# LISTED RECORDS start

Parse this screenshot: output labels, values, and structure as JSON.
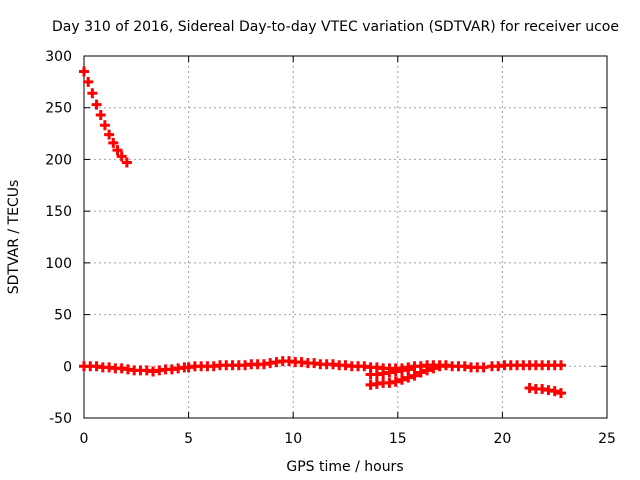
{
  "chart_data": {
    "type": "scatter",
    "title": "Day 310 of 2016, Sidereal Day-to-day VTEC variation (SDTVAR) for receiver ucoe",
    "xlabel": "GPS time / hours",
    "ylabel": "SDTVAR / TECUs",
    "xlim": [
      0,
      25
    ],
    "ylim": [
      -50,
      300
    ],
    "xticks": [
      "0",
      "5",
      "10",
      "15",
      "20",
      "25"
    ],
    "yticks": [
      "-50",
      "0",
      "50",
      "100",
      "150",
      "200",
      "250",
      "300"
    ],
    "grid": true,
    "colors": {
      "series": "#ff0000"
    },
    "series": [
      {
        "points": [
          [
            0.0,
            285
          ],
          [
            0.2,
            275
          ],
          [
            0.4,
            264
          ],
          [
            0.6,
            253
          ],
          [
            0.8,
            243
          ],
          [
            1.0,
            233
          ],
          [
            1.2,
            224
          ],
          [
            1.4,
            216
          ],
          [
            1.6,
            209
          ],
          [
            1.8,
            203
          ],
          [
            2.05,
            197
          ],
          [
            0.0,
            0
          ],
          [
            0.3,
            0
          ],
          [
            0.6,
            0
          ],
          [
            0.9,
            -1
          ],
          [
            1.2,
            -1
          ],
          [
            1.5,
            -2
          ],
          [
            1.8,
            -2
          ],
          [
            2.1,
            -3
          ],
          [
            2.4,
            -4
          ],
          [
            2.7,
            -4
          ],
          [
            3.0,
            -4
          ],
          [
            3.3,
            -5
          ],
          [
            3.6,
            -4
          ],
          [
            3.9,
            -3
          ],
          [
            4.2,
            -3
          ],
          [
            4.5,
            -2
          ],
          [
            4.8,
            -1
          ],
          [
            5.0,
            -1
          ],
          [
            5.3,
            0
          ],
          [
            5.6,
            0
          ],
          [
            5.9,
            0
          ],
          [
            6.2,
            0
          ],
          [
            6.5,
            1
          ],
          [
            6.8,
            1
          ],
          [
            7.1,
            1
          ],
          [
            7.4,
            1
          ],
          [
            7.7,
            1
          ],
          [
            8.0,
            2
          ],
          [
            8.3,
            2
          ],
          [
            8.6,
            2
          ],
          [
            8.9,
            3
          ],
          [
            9.2,
            4
          ],
          [
            9.5,
            5
          ],
          [
            9.8,
            5
          ],
          [
            10.1,
            4
          ],
          [
            10.4,
            4
          ],
          [
            10.7,
            3
          ],
          [
            11.0,
            3
          ],
          [
            11.3,
            2
          ],
          [
            11.6,
            2
          ],
          [
            11.9,
            2
          ],
          [
            12.2,
            1
          ],
          [
            12.5,
            1
          ],
          [
            12.8,
            0
          ],
          [
            13.1,
            0
          ],
          [
            13.4,
            0
          ],
          [
            13.7,
            -1
          ],
          [
            14.0,
            -1
          ],
          [
            14.3,
            -2
          ],
          [
            14.6,
            -2
          ],
          [
            14.9,
            -2
          ],
          [
            15.2,
            -2
          ],
          [
            15.5,
            -1
          ],
          [
            15.8,
            0
          ],
          [
            16.1,
            0
          ],
          [
            16.4,
            1
          ],
          [
            16.7,
            1
          ],
          [
            17.0,
            1
          ],
          [
            17.3,
            1
          ],
          [
            17.6,
            0
          ],
          [
            17.9,
            0
          ],
          [
            18.2,
            0
          ],
          [
            18.5,
            -1
          ],
          [
            18.8,
            -1
          ],
          [
            19.1,
            -1
          ],
          [
            13.7,
            -8
          ],
          [
            14.0,
            -8
          ],
          [
            14.3,
            -7
          ],
          [
            14.6,
            -6
          ],
          [
            14.9,
            -5
          ],
          [
            15.2,
            -4
          ],
          [
            15.5,
            -3
          ],
          [
            13.7,
            -18
          ],
          [
            14.0,
            -17
          ],
          [
            14.3,
            -16
          ],
          [
            14.6,
            -16
          ],
          [
            14.9,
            -15
          ],
          [
            15.2,
            -13
          ],
          [
            15.5,
            -11
          ],
          [
            15.8,
            -9
          ],
          [
            16.1,
            -6
          ],
          [
            16.4,
            -4
          ],
          [
            16.7,
            -2
          ],
          [
            17.0,
            0
          ],
          [
            19.5,
            0
          ],
          [
            19.8,
            0
          ],
          [
            20.1,
            1
          ],
          [
            20.4,
            1
          ],
          [
            20.7,
            1
          ],
          [
            21.0,
            1
          ],
          [
            21.3,
            1
          ],
          [
            21.6,
            1
          ],
          [
            21.9,
            1
          ],
          [
            22.2,
            1
          ],
          [
            22.5,
            1
          ],
          [
            22.8,
            1
          ],
          [
            21.3,
            -21
          ],
          [
            21.6,
            -22
          ],
          [
            21.9,
            -22
          ],
          [
            22.2,
            -23
          ],
          [
            22.5,
            -24
          ],
          [
            22.8,
            -26
          ]
        ]
      }
    ]
  }
}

# LISTED RECORDS end

• WHAT IS BEING ASKED
Lines containing "SDTVAR" are to be counted. State the total and add nothing.

• THE RESPONSE
2